Records supplied —

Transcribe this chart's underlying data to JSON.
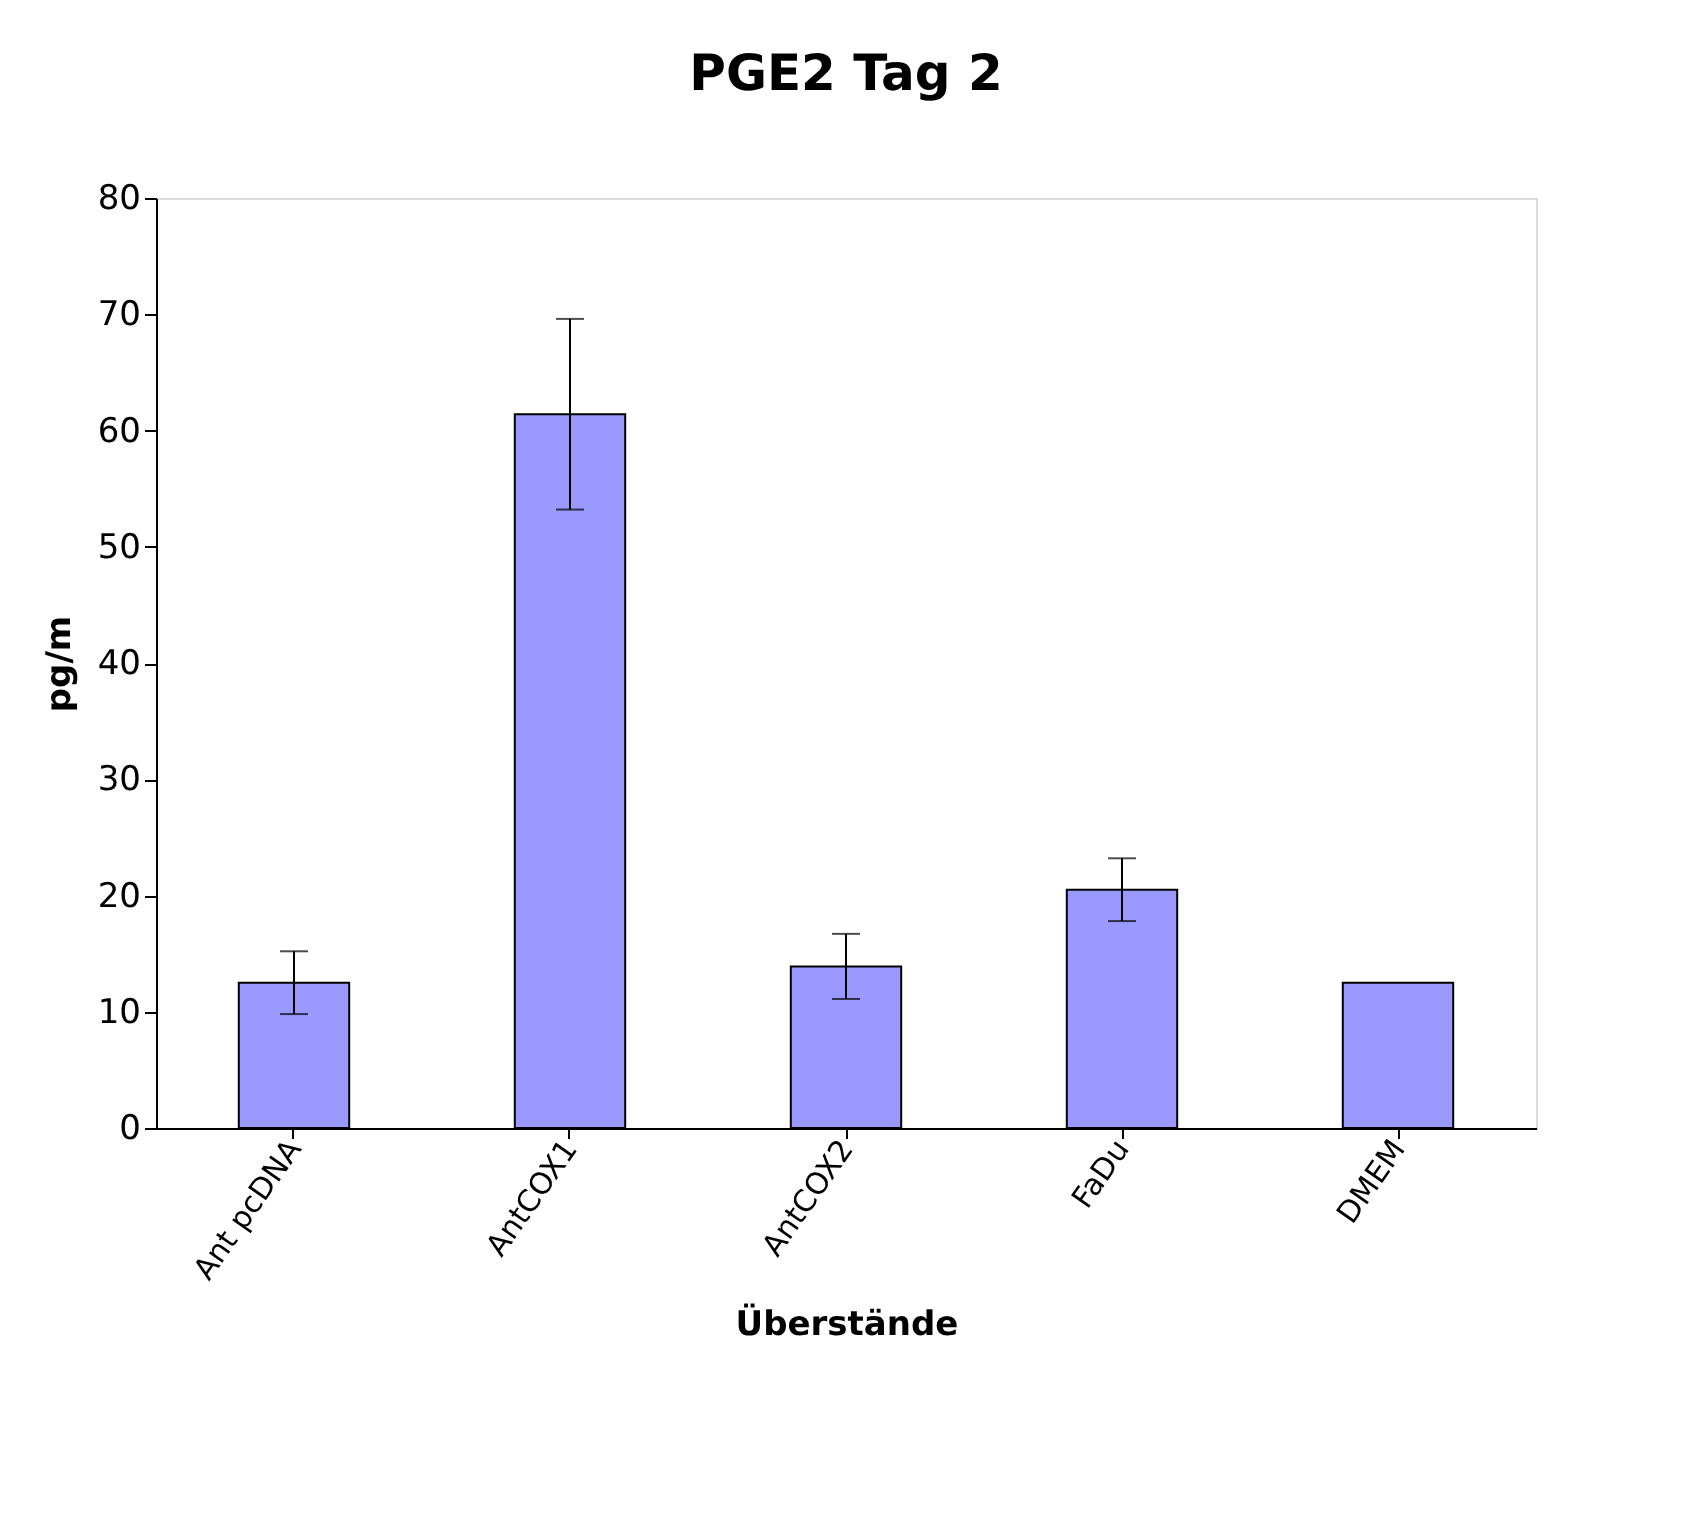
{
  "chart_data": {
    "type": "bar",
    "title": "PGE2 Tag 2",
    "xlabel": "Überstände",
    "ylabel": "pg/m",
    "categories": [
      "Ant pcDNA",
      "AntCOX1",
      "AntCOX2",
      "FaDu",
      "DMEM"
    ],
    "values": [
      12.5,
      61.4,
      13.9,
      20.5,
      12.5
    ],
    "errors": [
      2.7,
      8.2,
      2.8,
      2.7,
      null
    ],
    "color": "#9999ff",
    "ylim": [
      0,
      80
    ],
    "yticks": [
      0,
      10,
      20,
      30,
      40,
      50,
      60,
      70,
      80
    ],
    "grid": false
  }
}
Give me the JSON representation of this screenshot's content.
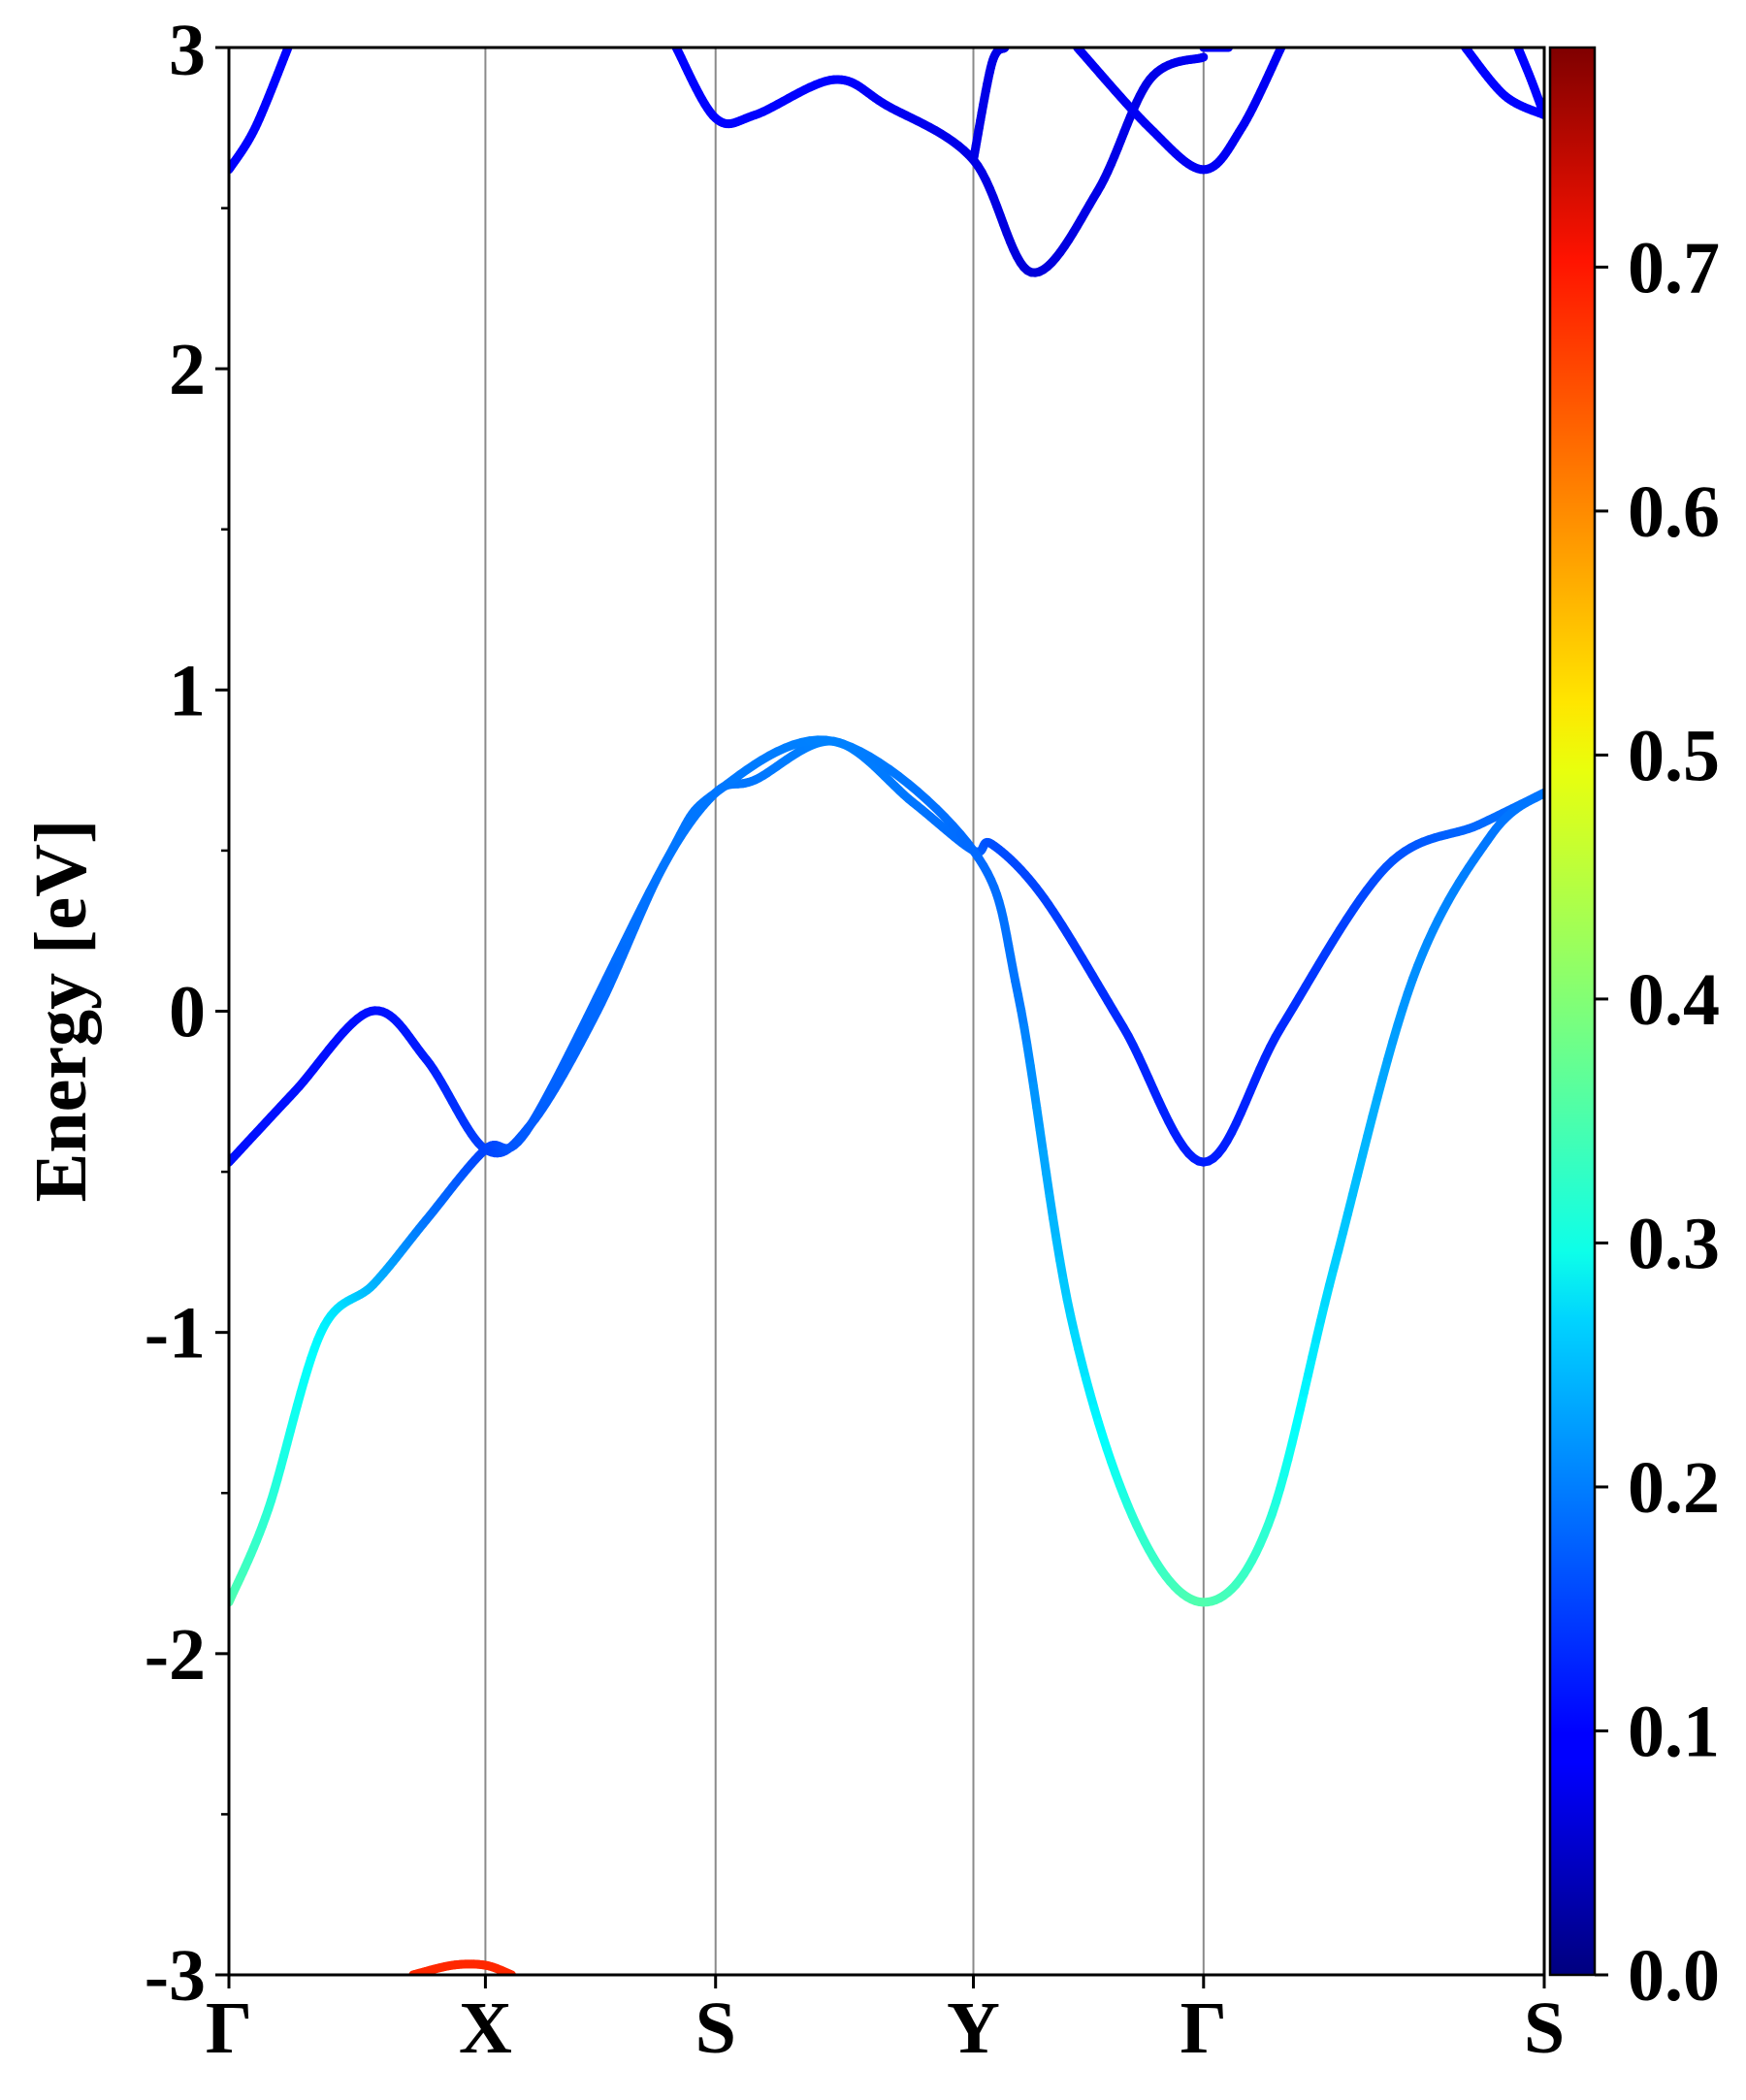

Aim —
Quote the data above in full and without alteration; skip the pictures.

Exercise answer —
Transcribe this chart's underlying data to JSON.
{
  "chart_data": {
    "type": "bar",
    "title": "PGE2 Tag 2",
    "xlabel": "Überstände",
    "ylabel": "pg/m",
    "categories": [
      "Ant pcDNA",
      "AntCOX1",
      "AntCOX2",
      "FaDu",
      "DMEM"
    ],
    "values": [
      12.5,
      61.4,
      13.9,
      20.5,
      12.5
    ],
    "errors": [
      2.7,
      8.2,
      2.8,
      2.7,
      null
    ],
    "color": "#9999ff",
    "ylim": [
      0,
      80
    ],
    "yticks": [
      0,
      10,
      20,
      30,
      40,
      50,
      60,
      70,
      80
    ],
    "grid": false
  }
}
Give me the JSON representation of this screenshot's content.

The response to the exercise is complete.